Records from a dataset ->
--- START ---
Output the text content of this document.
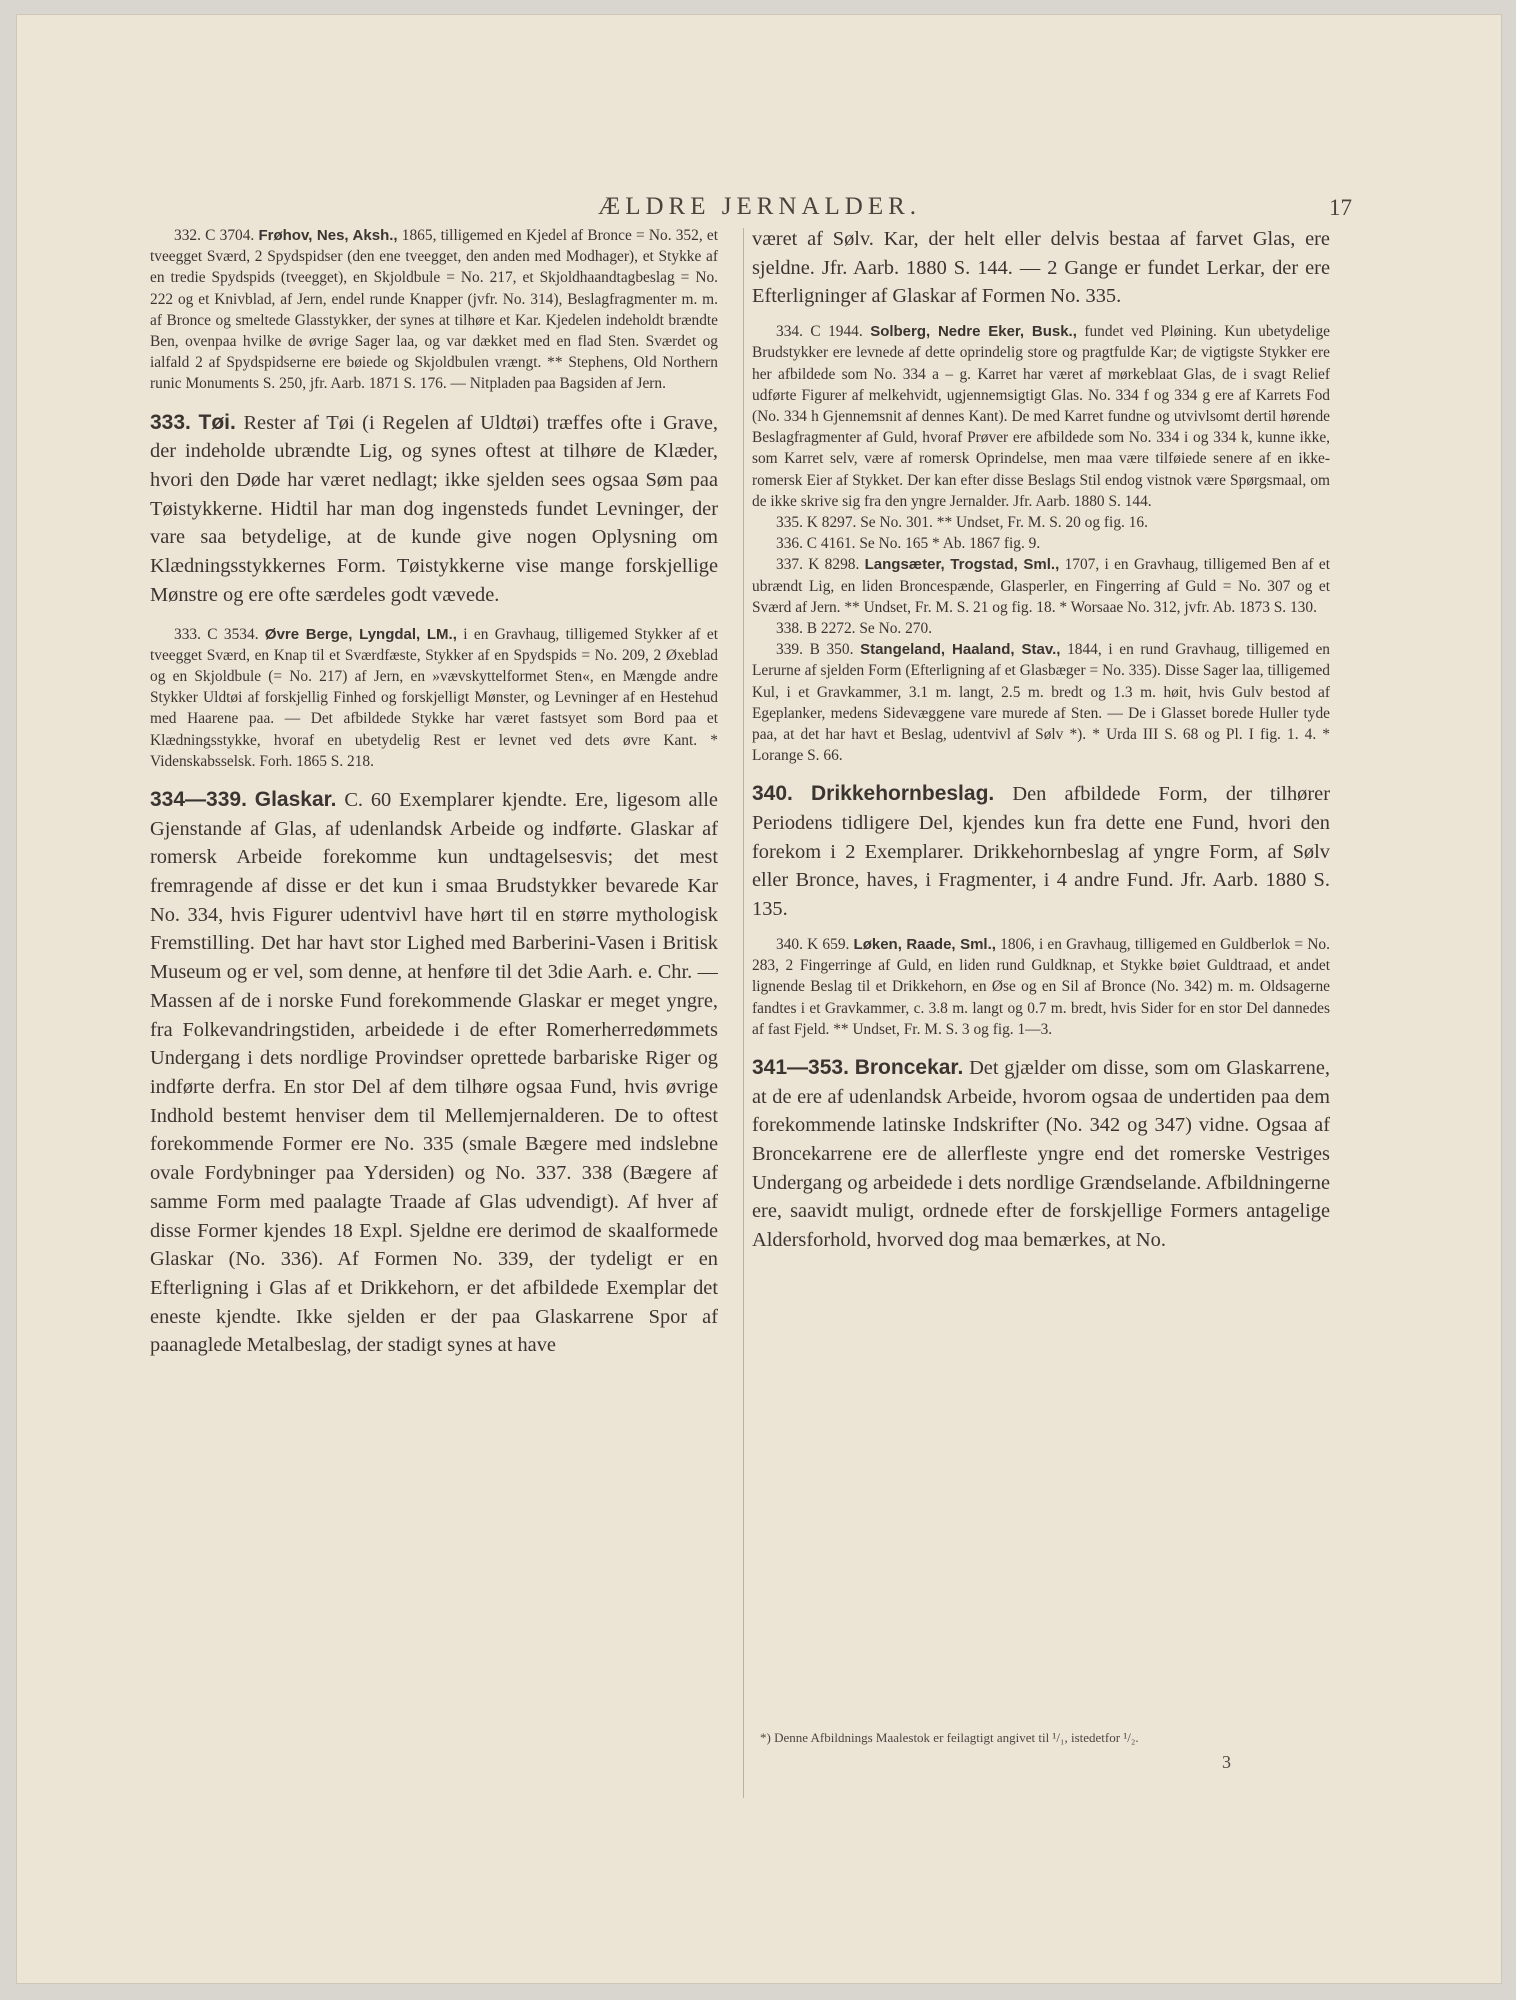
ÆLDRE JERNALDER.	17

332. C 3704. Frøhov, Nes, Aksh., 1865, tilligemed en Kjedel af Bronce = No. 352, et tveegget Sværd, 2 Spydspidser (den ene tveegget, den anden med Modhager), et Stykke af en tredie Spydspids (tveegget), en Skjoldbule = No. 217, et Skjoldhaandtagbeslag = No. 222 og et Knivblad, af Jern, endel runde Knapper (jvfr. No. 314), Beslagfragmenter m. m. af Bronce og smeltede Glasstykker, der synes at tilhøre et Kar. Kjedelen indeholdt brændte Ben, ovenpaa hvilke de øvrige Sager laa, og var dækket med en flad Sten. Sværdet og ialfald 2 af Spydspidserne ere bøiede og Skjoldbulen vrængt. ** Stephens, Old Northern runic Monuments S. 250, jfr. Aarb. 1871 S. 176. — Nitpladen paa Bagsiden af Jern.

333. Tøi. Rester af Tøi (i Regelen af Uldtøi) træffes ofte i Grave, der indeholde ubrændte Lig, og synes oftest at tilhøre de Klæder, hvori den Døde har været nedlagt; ikke sjelden sees ogsaa Søm paa Tøistykkerne. Hidtil har man dog ingensteds fundet Levninger, der vare saa betydelige, at de kunde give nogen Oplysning om Klædningsstykkernes Form. Tøistykkerne vise mange forskjellige Mønstre og ere ofte særdeles godt vævede.

333. C 3534. Øvre Berge, Lyngdal, LM., i en Gravhaug, tilligemed Stykker af et tveegget Sværd, en Knap til et Sværdfæste, Stykker af en Spydspids = No. 209, 2 Øxeblad og en Skjoldbule (= No. 217) af Jern, en »vævskyttelformet Sten«, en Mængde andre Stykker Uldtøi af forskjellig Finhed og forskjelligt Mønster, og Levninger af en Hestehud med Haarene paa. — Det afbildede Stykke har været fastsyet som Bord paa et Klædningsstykke, hvoraf en ubetydelig Rest er levnet ved dets øvre Kant. * Videnskabsselsk. Forh. 1865 S. 218.

334—339. Glaskar. C. 60 Exemplarer kjendte. Ere, ligesom alle Gjenstande af Glas, af udenlandsk Arbeide og indførte. Glaskar af romersk Arbeide forekomme kun undtagelsesvis; det mest fremragende af disse er det kun i smaa Brudstykker bevarede Kar No. 334, hvis Figurer udentvivl have hørt til en større mythologisk Fremstilling. Det har havt stor Lighed med Barberini-Vasen i Britisk Museum og er vel, som denne, at henføre til det 3die Aarh. e. Chr. — Massen af de i norske Fund forekommende Glaskar er meget yngre, fra Folkevandringstiden, arbeidede i de efter Romerherredømmets Undergang i dets nordlige Provindser oprettede barbariske Riger og indførte derfra. En stor Del af dem tilhøre ogsaa Fund, hvis øvrige Indhold bestemt henviser dem til Mellemjernalderen. De to oftest forekommende Former ere No. 335 (smale Bægere med indslebne ovale Fordybninger paa Ydersiden) og No. 337. 338 (Bægere af samme Form med paalagte Traade af Glas udvendigt). Af hver af disse Former kjendes 18 Expl. Sjeldne ere derimod de skaalformede Glaskar (No. 336). Af Formen No. 339, der tydeligt er en Efterligning i Glas af et Drikkehorn, er det afbildede Exemplar det eneste kjendte. Ikke sjelden er der paa Glaskarrene Spor af paanaglede Metalbeslag, der stadigt synes at have

været af Sølv. Kar, der helt eller delvis bestaa af farvet Glas, ere sjeldne. Jfr. Aarb. 1880 S. 144. — 2 Gange er fundet Lerkar, der ere Efterligninger af Glaskar af Formen No. 335.

334. C 1944. Solberg, Nedre Eker, Busk., fundet ved Pløining. Kun ubetydelige Brudstykker ere levnede af dette oprindelig store og pragtfulde Kar; de vigtigste Stykker ere her afbildede som No. 334 a – g. Karret har været af mørkeblaat Glas, de i svagt Relief udførte Figurer af melkehvidt, ugjennemsigtigt Glas. No. 334 f og 334 g ere af Karrets Fod (No. 334 h Gjennemsnit af dennes Kant). De med Karret fundne og utvivlsomt dertil hørende Beslagfragmenter af Guld, hvoraf Prøver ere afbildede som No. 334 i og 334 k, kunne ikke, som Karret selv, være af romersk Oprindelse, men maa være tilføiede senere af en ikke-romersk Eier af Stykket. Der kan efter disse Beslags Stil endog vistnok være Spørgsmaal, om de ikke skrive sig fra den yngre Jernalder. Jfr. Aarb. 1880 S. 144.

335. K 8297. Se No. 301. ** Undset, Fr. M. S. 20 og fig. 16.

336. C 4161. Se No. 165 * Ab. 1867 fig. 9.

337. K 8298. Langsæter, Trogstad, Sml., 1707, i en Gravhaug, tilligemed Ben af et ubrændt Lig, en liden Broncespænde, Glasperler, en Fingerring af Guld = No. 307 og et Sværd af Jern. ** Undset, Fr. M. S. 21 og fig. 18. * Worsaae No. 312, jvfr. Ab. 1873 S. 130.

338. B 2272. Se No. 270.

339. B 350. Stangeland, Haaland, Stav., 1844, i en rund Gravhaug, tilligemed en Lerurne af sjelden Form (Efterligning af et Glasbæger = No. 335). Disse Sager laa, tilligemed Kul, i et Gravkammer, 3.1 m. langt, 2.5 m. bredt og 1.3 m. høit, hvis Gulv bestod af Egeplanker, medens Sidevæggene vare murede af Sten. — De i Glasset borede Huller tyde paa, at det har havt et Beslag, udentvivl af Sølv *). * Urda III S. 68 og Pl. I fig. 1. 4. * Lorange S. 66.

340. Drikkehornbeslag. Den afbildede Form, der tilhører Periodens tidligere Del, kjendes kun fra dette ene Fund, hvori den forekom i 2 Exemplarer. Drikkehornbeslag af yngre Form, af Sølv eller Bronce, haves, i Fragmenter, i 4 andre Fund. Jfr. Aarb. 1880 S. 135.

340. K 659. Løken, Raade, Sml., 1806, i en Gravhaug, tilligemed en Guldberlok = No. 283, 2 Fingerringe af Guld, en liden rund Guldknap, et Stykke bøiet Guldtraad, et andet lignende Beslag til et Drikkehorn, en Øse og en Sil af Bronce (No. 342) m. m. Oldsagerne fandtes i et Gravkammer, c. 3.8 m. langt og 0.7 m. bredt, hvis Sider for en stor Del dannedes af fast Fjeld. ** Undset, Fr. M. S. 3 og fig. 1—3.

341—353. Broncekar. Det gjælder om disse, som om Glaskarrene, at de ere af udenlandsk Arbeide, hvorom ogsaa de undertiden paa dem forekommende latinske Indskrifter (No. 342 og 347) vidne. Ogsaa af Broncekarrene ere de allerfleste yngre end det romerske Vestriges Undergang og arbeidede i dets nordlige Grændselande. Afbildningerne ere, saavidt muligt, ordnede efter de forskjellige Formers antagelige Aldersforhold, hvorved dog maa bemærkes, at No.

*) Denne Afbildnings Maalestok er feilagtigt angivet til ¹/₁, istedetfor ¹/₂.
3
--- END ---
GOAL -> Working from the material above, transcribe it exactly while omitting pictures.

EXPECTED OUTPUT ->
Output the text content of this document.
ÆLDRE JERNALDER.	17

332. C 3704. Frøhov, Nes, Aksh., 1865, tilligemed en Kjedel af Bronce = No. 352, et tveegget Sværd, 2 Spydspidser (den ene tveegget, den anden med Modhager), et Stykke af en tredie Spydspids (tveegget), en Skjoldbule = No. 217, et Skjoldhaandtagbeslag = No. 222 og et Knivblad, af Jern, endel runde Knapper (jvfr. No. 314), Beslagfragmenter m. m. af Bronce og smeltede Glasstykker, der synes at tilhøre et Kar. Kjedelen indeholdt brændte Ben, ovenpaa hvilke de øvrige Sager laa, og var dækket med en flad Sten. Sværdet og ialfald 2 af Spydspidserne ere bøiede og Skjoldbulen vrængt. ** Stephens, Old Northern runic Monuments S. 250, jfr. Aarb. 1871 S. 176. — Nitpladen paa Bagsiden af Jern.

333. Tøi. Rester af Tøi (i Regelen af Uldtøi) træffes ofte i Grave, der indeholde ubrændte Lig, og synes oftest at tilhøre de Klæder, hvori den Døde har været nedlagt; ikke sjelden sees ogsaa Søm paa Tøistykkerne. Hidtil har man dog ingensteds fundet Levninger, der vare saa betydelige, at de kunde give nogen Oplysning om Klædningsstykkernes Form. Tøistykkerne vise mange forskjellige Mønstre og ere ofte særdeles godt vævede.

333. C 3534. Øvre Berge, Lyngdal, LM., i en Gravhaug, tilligemed Stykker af et tveegget Sværd, en Knap til et Sværdfæste, Stykker af en Spydspids = No. 209, 2 Øxeblad og en Skjoldbule (= No. 217) af Jern, en »vævskyttelformet Sten«, en Mængde andre Stykker Uldtøi af forskjellig Finhed og forskjelligt Mønster, og Levninger af en Hestehud med Haarene paa. — Det afbildede Stykke har været fastsyet som Bord paa et Klædningsstykke, hvoraf en ubetydelig Rest er levnet ved dets øvre Kant. * Videnskabsselsk. Forh. 1865 S. 218.

334—339. Glaskar. C. 60 Exemplarer kjendte. Ere, ligesom alle Gjenstande af Glas, af udenlandsk Arbeide og indførte. Glaskar af romersk Arbeide forekomme kun undtagelsesvis; det mest fremragende af disse er det kun i smaa Brudstykker bevarede Kar No. 334, hvis Figurer udentvivl have hørt til en større mythologisk Fremstilling. Det har havt stor Lighed med Barberini-Vasen i Britisk Museum og er vel, som denne, at henføre til det 3die Aarh. e. Chr. — Massen af de i norske Fund forekommende Glaskar er meget yngre, fra Folkevandringstiden, arbeidede i de efter Romerherredømmets Undergang i dets nordlige Provindser oprettede barbariske Riger og indførte derfra. En stor Del af dem tilhøre ogsaa Fund, hvis øvrige Indhold bestemt henviser dem til Mellemjernalderen. De to oftest forekommende Former ere No. 335 (smale Bægere med indslebne ovale Fordybninger paa Ydersiden) og No. 337. 338 (Bægere af samme Form med paalagte Traade af Glas udvendigt). Af hver af disse Former kjendes 18 Expl. Sjeldne ere derimod de skaalformede Glaskar (No. 336). Af Formen No. 339, der tydeligt er en Efterligning i Glas af et Drikkehorn, er det afbildede Exemplar det eneste kjendte. Ikke sjelden er der paa Glaskarrene Spor af paanaglede Metalbeslag, der stadigt synes at have

været af Sølv. Kar, der helt eller delvis bestaa af farvet Glas, ere sjeldne. Jfr. Aarb. 1880 S. 144. — 2 Gange er fundet Lerkar, der ere Efterligninger af Glaskar af Formen No. 335.

334. C 1944. Solberg, Nedre Eker, Busk., fundet ved Pløining. Kun ubetydelige Brudstykker ere levnede af dette oprindelig store og pragtfulde Kar; de vigtigste Stykker ere her afbildede som No. 334 a – g. Karret har været af mørkeblaat Glas, de i svagt Relief udførte Figurer af melkehvidt, ugjennemsigtigt Glas. No. 334 f og 334 g ere af Karrets Fod (No. 334 h Gjennemsnit af dennes Kant). De med Karret fundne og utvivlsomt dertil hørende Beslagfragmenter af Guld, hvoraf Prøver ere afbildede som No. 334 i og 334 k, kunne ikke, som Karret selv, være af romersk Oprindelse, men maa være tilføiede senere af en ikke-romersk Eier af Stykket. Der kan efter disse Beslags Stil endog vistnok være Spørgsmaal, om de ikke skrive sig fra den yngre Jernalder. Jfr. Aarb. 1880 S. 144.

335. K 8297. Se No. 301. ** Undset, Fr. M. S. 20 og fig. 16.

336. C 4161. Se No. 165 * Ab. 1867 fig. 9.

337. K 8298. Langsæter, Trogstad, Sml., 1707, i en Gravhaug, tilligemed Ben af et ubrændt Lig, en liden Broncespænde, Glasperler, en Fingerring af Guld = No. 307 og et Sværd af Jern. ** Undset, Fr. M. S. 21 og fig. 18. * Worsaae No. 312, jvfr. Ab. 1873 S. 130.

338. B 2272. Se No. 270.

339. B 350. Stangeland, Haaland, Stav., 1844, i en rund Gravhaug, tilligemed en Lerurne af sjelden Form (Efterligning af et Glasbæger = No. 335). Disse Sager laa, tilligemed Kul, i et Gravkammer, 3.1 m. langt, 2.5 m. bredt og 1.3 m. høit, hvis Gulv bestod af Egeplanker, medens Sidevæggene vare murede af Sten. — De i Glasset borede Huller tyde paa, at det har havt et Beslag, udentvivl af Sølv *). * Urda III S. 68 og Pl. I fig. 1. 4. * Lorange S. 66.

340. Drikkehornbeslag. Den afbildede Form, der tilhører Periodens tidligere Del, kjendes kun fra dette ene Fund, hvori den forekom i 2 Exemplarer. Drikkehornbeslag af yngre Form, af Sølv eller Bronce, haves, i Fragmenter, i 4 andre Fund. Jfr. Aarb. 1880 S. 135.

340. K 659. Løken, Raade, Sml., 1806, i en Gravhaug, tilligemed en Guldberlok = No. 283, 2 Fingerringe af Guld, en liden rund Guldknap, et Stykke bøiet Guldtraad, et andet lignende Beslag til et Drikkehorn, en Øse og en Sil af Bronce (No. 342) m. m. Oldsagerne fandtes i et Gravkammer, c. 3.8 m. langt og 0.7 m. bredt, hvis Sider for en stor Del dannedes af fast Fjeld. ** Undset, Fr. M. S. 3 og fig. 1—3.

341—353. Broncekar. Det gjælder om disse, som om Glaskarrene, at de ere af udenlandsk Arbeide, hvorom ogsaa de undertiden paa dem forekommende latinske Indskrifter (No. 342 og 347) vidne. Ogsaa af Broncekarrene ere de allerfleste yngre end det romerske Vestriges Undergang og arbeidede i dets nordlige Grændselande. Afbildningerne ere, saavidt muligt, ordnede efter de forskjellige Formers antagelige Aldersforhold, hvorved dog maa bemærkes, at No.

*) Denne Afbildnings Maalestok er feilagtigt angivet til ¹/₁, istedetfor ¹/₂.
3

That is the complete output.